EXERCISE AIM: Pick out each line of the records in which the word "this" appears.

start PROVIDED MATERIAL

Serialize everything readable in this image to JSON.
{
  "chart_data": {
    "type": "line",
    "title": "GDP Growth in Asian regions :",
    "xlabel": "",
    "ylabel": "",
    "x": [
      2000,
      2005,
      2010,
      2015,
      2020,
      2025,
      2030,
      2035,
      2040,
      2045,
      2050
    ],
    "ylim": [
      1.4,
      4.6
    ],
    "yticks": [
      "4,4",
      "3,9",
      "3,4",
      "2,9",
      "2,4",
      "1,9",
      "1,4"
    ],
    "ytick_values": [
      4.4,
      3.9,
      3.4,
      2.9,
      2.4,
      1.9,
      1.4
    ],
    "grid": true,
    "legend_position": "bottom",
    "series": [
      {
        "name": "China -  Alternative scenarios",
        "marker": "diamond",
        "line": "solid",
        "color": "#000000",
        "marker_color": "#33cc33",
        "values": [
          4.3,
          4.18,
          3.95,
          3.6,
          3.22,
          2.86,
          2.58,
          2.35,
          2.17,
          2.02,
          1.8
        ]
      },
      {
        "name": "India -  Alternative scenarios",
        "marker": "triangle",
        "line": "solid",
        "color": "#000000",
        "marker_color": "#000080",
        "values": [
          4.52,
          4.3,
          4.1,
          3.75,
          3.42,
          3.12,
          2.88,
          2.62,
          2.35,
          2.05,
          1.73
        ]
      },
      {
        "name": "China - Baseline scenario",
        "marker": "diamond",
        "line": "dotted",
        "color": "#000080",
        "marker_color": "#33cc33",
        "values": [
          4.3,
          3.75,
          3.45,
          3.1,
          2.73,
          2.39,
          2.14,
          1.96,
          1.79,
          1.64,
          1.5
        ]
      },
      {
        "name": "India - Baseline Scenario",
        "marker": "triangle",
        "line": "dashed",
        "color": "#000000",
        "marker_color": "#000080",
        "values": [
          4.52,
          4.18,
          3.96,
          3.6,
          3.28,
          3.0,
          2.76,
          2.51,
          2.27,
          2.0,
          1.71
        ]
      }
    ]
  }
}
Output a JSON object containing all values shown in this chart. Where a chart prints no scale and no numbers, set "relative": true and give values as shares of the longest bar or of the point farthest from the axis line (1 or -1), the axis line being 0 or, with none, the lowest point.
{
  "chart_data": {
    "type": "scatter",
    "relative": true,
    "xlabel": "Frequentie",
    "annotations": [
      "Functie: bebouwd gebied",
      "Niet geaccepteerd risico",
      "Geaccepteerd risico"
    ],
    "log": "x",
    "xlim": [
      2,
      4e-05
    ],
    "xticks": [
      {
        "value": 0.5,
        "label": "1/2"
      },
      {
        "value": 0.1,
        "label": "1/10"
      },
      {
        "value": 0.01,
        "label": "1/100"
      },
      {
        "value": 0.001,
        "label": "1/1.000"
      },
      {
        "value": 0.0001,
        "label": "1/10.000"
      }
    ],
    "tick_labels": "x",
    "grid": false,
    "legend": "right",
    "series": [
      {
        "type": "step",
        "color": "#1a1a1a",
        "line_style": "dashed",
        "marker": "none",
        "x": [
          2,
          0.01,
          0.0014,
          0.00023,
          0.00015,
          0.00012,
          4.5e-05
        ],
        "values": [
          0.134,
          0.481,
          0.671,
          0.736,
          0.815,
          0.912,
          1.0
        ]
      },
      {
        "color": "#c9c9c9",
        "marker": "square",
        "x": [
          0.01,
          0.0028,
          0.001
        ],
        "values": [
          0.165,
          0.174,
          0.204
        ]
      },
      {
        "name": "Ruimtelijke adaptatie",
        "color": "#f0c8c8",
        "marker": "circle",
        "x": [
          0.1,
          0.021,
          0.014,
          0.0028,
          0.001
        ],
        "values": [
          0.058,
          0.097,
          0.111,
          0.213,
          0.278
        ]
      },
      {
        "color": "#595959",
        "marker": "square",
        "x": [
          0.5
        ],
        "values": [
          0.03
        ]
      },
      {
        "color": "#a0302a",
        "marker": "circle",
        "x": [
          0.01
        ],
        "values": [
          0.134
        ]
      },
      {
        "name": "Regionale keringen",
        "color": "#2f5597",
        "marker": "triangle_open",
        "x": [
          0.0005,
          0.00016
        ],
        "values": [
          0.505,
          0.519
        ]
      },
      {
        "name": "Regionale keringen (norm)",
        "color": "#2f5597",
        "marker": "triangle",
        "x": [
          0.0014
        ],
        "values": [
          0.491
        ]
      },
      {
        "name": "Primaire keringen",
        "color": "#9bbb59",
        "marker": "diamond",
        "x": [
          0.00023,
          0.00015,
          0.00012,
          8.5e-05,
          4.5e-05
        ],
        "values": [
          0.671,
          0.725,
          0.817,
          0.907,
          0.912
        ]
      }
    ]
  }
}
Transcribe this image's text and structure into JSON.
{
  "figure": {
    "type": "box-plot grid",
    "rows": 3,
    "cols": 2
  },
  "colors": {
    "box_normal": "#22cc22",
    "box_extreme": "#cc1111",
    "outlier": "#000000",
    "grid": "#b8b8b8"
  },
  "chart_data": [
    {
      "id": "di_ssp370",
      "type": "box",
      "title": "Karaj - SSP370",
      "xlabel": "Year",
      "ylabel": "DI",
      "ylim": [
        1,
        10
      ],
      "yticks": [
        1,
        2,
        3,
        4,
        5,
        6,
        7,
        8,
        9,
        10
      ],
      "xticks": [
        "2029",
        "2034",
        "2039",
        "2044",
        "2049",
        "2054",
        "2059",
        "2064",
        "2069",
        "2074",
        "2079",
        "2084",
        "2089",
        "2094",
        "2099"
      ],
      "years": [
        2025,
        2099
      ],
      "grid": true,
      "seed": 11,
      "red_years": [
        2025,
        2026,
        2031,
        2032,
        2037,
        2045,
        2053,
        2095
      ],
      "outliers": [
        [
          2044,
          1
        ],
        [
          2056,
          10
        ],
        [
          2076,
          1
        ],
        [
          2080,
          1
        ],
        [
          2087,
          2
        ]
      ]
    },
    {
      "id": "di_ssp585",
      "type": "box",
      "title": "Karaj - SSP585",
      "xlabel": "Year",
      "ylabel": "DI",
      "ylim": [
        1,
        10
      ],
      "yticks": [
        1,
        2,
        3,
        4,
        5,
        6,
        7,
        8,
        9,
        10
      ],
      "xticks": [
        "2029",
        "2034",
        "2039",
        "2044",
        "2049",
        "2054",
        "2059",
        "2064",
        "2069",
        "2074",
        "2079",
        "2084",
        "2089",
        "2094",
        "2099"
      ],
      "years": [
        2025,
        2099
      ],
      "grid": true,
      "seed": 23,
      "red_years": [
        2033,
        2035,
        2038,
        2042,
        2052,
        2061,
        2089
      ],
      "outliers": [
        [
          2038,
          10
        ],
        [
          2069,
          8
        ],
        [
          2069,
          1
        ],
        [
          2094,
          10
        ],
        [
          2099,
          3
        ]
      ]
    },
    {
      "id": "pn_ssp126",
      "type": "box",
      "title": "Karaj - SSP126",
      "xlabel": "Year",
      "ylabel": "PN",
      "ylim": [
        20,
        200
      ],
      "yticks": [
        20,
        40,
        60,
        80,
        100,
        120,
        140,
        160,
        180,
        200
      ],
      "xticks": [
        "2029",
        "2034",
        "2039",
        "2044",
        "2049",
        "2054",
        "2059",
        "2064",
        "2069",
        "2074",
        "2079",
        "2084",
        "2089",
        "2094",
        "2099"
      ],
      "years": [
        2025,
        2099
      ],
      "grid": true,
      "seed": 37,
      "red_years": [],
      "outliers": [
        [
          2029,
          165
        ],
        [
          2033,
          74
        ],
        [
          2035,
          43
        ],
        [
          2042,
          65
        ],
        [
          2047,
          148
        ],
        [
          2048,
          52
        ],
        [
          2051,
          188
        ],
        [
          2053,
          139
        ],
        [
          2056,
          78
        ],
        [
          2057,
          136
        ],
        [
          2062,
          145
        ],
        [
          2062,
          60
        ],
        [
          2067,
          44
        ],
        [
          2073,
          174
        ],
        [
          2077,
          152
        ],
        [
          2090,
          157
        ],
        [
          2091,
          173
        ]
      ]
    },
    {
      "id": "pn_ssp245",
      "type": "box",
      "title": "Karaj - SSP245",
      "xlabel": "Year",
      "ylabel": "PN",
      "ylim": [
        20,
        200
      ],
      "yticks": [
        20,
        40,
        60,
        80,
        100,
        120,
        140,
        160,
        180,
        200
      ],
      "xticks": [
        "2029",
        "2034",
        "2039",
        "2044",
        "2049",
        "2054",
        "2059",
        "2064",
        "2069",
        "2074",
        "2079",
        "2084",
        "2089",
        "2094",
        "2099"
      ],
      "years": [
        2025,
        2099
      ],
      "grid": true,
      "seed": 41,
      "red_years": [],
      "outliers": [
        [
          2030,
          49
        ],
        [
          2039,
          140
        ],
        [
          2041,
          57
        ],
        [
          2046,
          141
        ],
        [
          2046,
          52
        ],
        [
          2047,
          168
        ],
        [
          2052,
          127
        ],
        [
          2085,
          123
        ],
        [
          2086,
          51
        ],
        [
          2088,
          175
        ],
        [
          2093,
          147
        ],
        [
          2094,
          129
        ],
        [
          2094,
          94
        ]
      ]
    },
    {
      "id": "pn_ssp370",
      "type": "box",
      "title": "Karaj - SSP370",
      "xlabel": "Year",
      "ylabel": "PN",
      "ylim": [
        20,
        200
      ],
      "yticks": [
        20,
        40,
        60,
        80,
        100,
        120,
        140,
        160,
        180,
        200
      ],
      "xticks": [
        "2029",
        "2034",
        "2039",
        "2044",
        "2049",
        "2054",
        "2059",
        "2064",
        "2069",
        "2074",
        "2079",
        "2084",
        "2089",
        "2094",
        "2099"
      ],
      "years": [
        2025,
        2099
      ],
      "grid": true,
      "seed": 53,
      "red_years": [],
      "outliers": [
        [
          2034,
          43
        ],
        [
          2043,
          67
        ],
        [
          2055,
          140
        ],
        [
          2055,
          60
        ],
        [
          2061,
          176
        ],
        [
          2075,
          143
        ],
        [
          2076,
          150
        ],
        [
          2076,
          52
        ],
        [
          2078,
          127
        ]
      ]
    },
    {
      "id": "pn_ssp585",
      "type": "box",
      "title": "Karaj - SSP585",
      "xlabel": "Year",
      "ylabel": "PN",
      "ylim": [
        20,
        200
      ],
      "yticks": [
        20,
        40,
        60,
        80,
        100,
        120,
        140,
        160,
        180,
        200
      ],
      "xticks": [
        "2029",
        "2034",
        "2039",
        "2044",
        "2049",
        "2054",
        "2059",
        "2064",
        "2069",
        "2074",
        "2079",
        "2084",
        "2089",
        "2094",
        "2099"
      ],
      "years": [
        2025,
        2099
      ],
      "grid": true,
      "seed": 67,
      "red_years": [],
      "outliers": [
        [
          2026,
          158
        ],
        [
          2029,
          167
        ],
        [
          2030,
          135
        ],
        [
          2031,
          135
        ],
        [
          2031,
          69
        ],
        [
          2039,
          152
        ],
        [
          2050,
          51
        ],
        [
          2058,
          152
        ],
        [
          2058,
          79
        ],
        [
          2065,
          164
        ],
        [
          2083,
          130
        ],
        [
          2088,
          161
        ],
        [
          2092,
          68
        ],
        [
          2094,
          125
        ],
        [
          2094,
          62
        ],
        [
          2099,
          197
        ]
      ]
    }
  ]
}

end PROVIDED MATERIAL

CORRECT RESPONSE:
Serialize everything readable in this image to JSON.
Output a JSON object containing all values shown in this chart. Where a chart prints no scale and no numbers, set "relative": true and give values as shares of the longest bar or of the point farthest from the axis line (1 or -1), the axis line being 0 or, with none, the lowest point.
Transcribe this image's text and structure into JSON.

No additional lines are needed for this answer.